— start DATASET RECORDS —

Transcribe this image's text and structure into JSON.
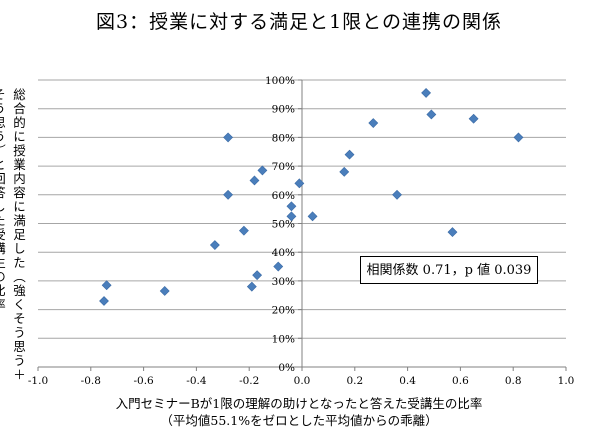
{
  "chart_data": {
    "type": "scatter",
    "title": "図3：授業に対する満足と1限との連携の関係",
    "ylabel": "総合的に授業内容に満足した（強くそう思う＋そう思う）と回答した受講生の比率",
    "xlabel_line1": "入門セミナーBが1限の理解の助けとなったと答えた受講生の比率",
    "xlabel_line2": "（平均値55.1%をゼロとした平均値からの乖離）",
    "annotation": "相関係数 0.71，p 値 0.039",
    "xlim": [
      -1.0,
      1.0
    ],
    "ylim": [
      0,
      100
    ],
    "x_ticks": [
      "-1.0",
      "-0.8",
      "-0.6",
      "-0.4",
      "-0.2",
      "0.0",
      "0.2",
      "0.4",
      "0.6",
      "0.8",
      "1.0"
    ],
    "y_ticks": [
      "0%",
      "10%",
      "20%",
      "30%",
      "40%",
      "50%",
      "60%",
      "70%",
      "80%",
      "90%",
      "100%"
    ],
    "grid": true,
    "marker_color": "#4a7ebb",
    "points": [
      {
        "x": -0.74,
        "y": 28.5
      },
      {
        "x": -0.75,
        "y": 23
      },
      {
        "x": -0.52,
        "y": 26.5
      },
      {
        "x": -0.33,
        "y": 42.5
      },
      {
        "x": -0.28,
        "y": 80
      },
      {
        "x": -0.28,
        "y": 60
      },
      {
        "x": -0.22,
        "y": 47.5
      },
      {
        "x": -0.18,
        "y": 65
      },
      {
        "x": -0.15,
        "y": 68.5
      },
      {
        "x": -0.17,
        "y": 32
      },
      {
        "x": -0.19,
        "y": 28
      },
      {
        "x": -0.09,
        "y": 35
      },
      {
        "x": -0.01,
        "y": 64
      },
      {
        "x": -0.04,
        "y": 56
      },
      {
        "x": -0.04,
        "y": 52.5
      },
      {
        "x": 0.04,
        "y": 52.5
      },
      {
        "x": 0.16,
        "y": 68
      },
      {
        "x": 0.18,
        "y": 74
      },
      {
        "x": 0.27,
        "y": 85
      },
      {
        "x": 0.36,
        "y": 60
      },
      {
        "x": 0.47,
        "y": 95.5
      },
      {
        "x": 0.49,
        "y": 88
      },
      {
        "x": 0.57,
        "y": 47
      },
      {
        "x": 0.65,
        "y": 86.5
      },
      {
        "x": 0.82,
        "y": 80
      }
    ]
  }
}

— end DATASET RECORDS —

■ WRITTEN TASK
The records above must be printed exactly; the pictures stay out.

■ FULL ANSWER
Transcribe this image's text and structure into JSON.
{
  "chart_data": {
    "type": "scatter",
    "title": "図3：授業に対する満足と1限との連携の関係",
    "ylabel": "総合的に授業内容に満足した（強くそう思う＋そう思う）と回答した受講生の比率",
    "xlabel_line1": "入門セミナーBが1限の理解の助けとなったと答えた受講生の比率",
    "xlabel_line2": "（平均値55.1%をゼロとした平均値からの乖離）",
    "annotation": "相関係数 0.71，p 値 0.039",
    "xlim": [
      -1.0,
      1.0
    ],
    "ylim": [
      0,
      100
    ],
    "x_ticks": [
      "-1.0",
      "-0.8",
      "-0.6",
      "-0.4",
      "-0.2",
      "0.0",
      "0.2",
      "0.4",
      "0.6",
      "0.8",
      "1.0"
    ],
    "y_ticks": [
      "0%",
      "10%",
      "20%",
      "30%",
      "40%",
      "50%",
      "60%",
      "70%",
      "80%",
      "90%",
      "100%"
    ],
    "grid": true,
    "marker_color": "#4a7ebb",
    "points": [
      {
        "x": -0.74,
        "y": 28.5
      },
      {
        "x": -0.75,
        "y": 23
      },
      {
        "x": -0.52,
        "y": 26.5
      },
      {
        "x": -0.33,
        "y": 42.5
      },
      {
        "x": -0.28,
        "y": 80
      },
      {
        "x": -0.28,
        "y": 60
      },
      {
        "x": -0.22,
        "y": 47.5
      },
      {
        "x": -0.18,
        "y": 65
      },
      {
        "x": -0.15,
        "y": 68.5
      },
      {
        "x": -0.17,
        "y": 32
      },
      {
        "x": -0.19,
        "y": 28
      },
      {
        "x": -0.09,
        "y": 35
      },
      {
        "x": -0.01,
        "y": 64
      },
      {
        "x": -0.04,
        "y": 56
      },
      {
        "x": -0.04,
        "y": 52.5
      },
      {
        "x": 0.04,
        "y": 52.5
      },
      {
        "x": 0.16,
        "y": 68
      },
      {
        "x": 0.18,
        "y": 74
      },
      {
        "x": 0.27,
        "y": 85
      },
      {
        "x": 0.36,
        "y": 60
      },
      {
        "x": 0.47,
        "y": 95.5
      },
      {
        "x": 0.49,
        "y": 88
      },
      {
        "x": 0.57,
        "y": 47
      },
      {
        "x": 0.65,
        "y": 86.5
      },
      {
        "x": 0.82,
        "y": 80
      }
    ]
  }
}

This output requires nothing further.